**STATED TASK**
Go through the records and show each line where the word "Install" occurs.

**INFORMATION SHOWN**
========================================
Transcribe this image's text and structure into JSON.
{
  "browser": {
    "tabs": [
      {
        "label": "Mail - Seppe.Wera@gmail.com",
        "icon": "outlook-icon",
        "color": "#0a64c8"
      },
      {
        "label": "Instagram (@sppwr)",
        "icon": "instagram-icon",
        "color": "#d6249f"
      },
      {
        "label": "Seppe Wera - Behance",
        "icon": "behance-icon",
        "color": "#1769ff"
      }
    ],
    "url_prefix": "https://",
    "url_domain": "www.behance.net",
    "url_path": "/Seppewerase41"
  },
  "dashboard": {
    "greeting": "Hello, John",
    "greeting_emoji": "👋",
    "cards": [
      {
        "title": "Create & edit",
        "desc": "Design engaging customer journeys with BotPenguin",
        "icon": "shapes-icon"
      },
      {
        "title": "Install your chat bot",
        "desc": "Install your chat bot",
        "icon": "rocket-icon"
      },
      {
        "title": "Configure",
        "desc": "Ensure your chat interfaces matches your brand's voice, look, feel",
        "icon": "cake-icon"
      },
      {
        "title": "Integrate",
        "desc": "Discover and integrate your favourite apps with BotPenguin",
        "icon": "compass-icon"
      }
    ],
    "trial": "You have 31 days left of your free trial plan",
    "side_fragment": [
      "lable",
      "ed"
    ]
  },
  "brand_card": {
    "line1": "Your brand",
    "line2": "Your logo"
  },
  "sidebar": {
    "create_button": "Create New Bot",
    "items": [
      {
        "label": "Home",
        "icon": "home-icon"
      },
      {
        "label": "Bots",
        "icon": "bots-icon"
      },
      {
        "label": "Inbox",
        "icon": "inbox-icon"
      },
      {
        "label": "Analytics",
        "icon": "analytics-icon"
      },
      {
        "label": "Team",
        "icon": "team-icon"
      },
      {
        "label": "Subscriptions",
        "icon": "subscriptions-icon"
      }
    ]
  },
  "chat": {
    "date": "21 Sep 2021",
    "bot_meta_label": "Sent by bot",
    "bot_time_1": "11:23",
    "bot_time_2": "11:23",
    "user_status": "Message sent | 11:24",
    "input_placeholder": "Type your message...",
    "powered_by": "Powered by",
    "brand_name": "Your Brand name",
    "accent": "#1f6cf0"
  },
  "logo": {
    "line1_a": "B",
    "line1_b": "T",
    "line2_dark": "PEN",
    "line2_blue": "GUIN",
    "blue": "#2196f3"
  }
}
========================================
**WRITTEN RESPONSE**
        "title": "Install your chat bot",
        "desc": "Install your chat bot",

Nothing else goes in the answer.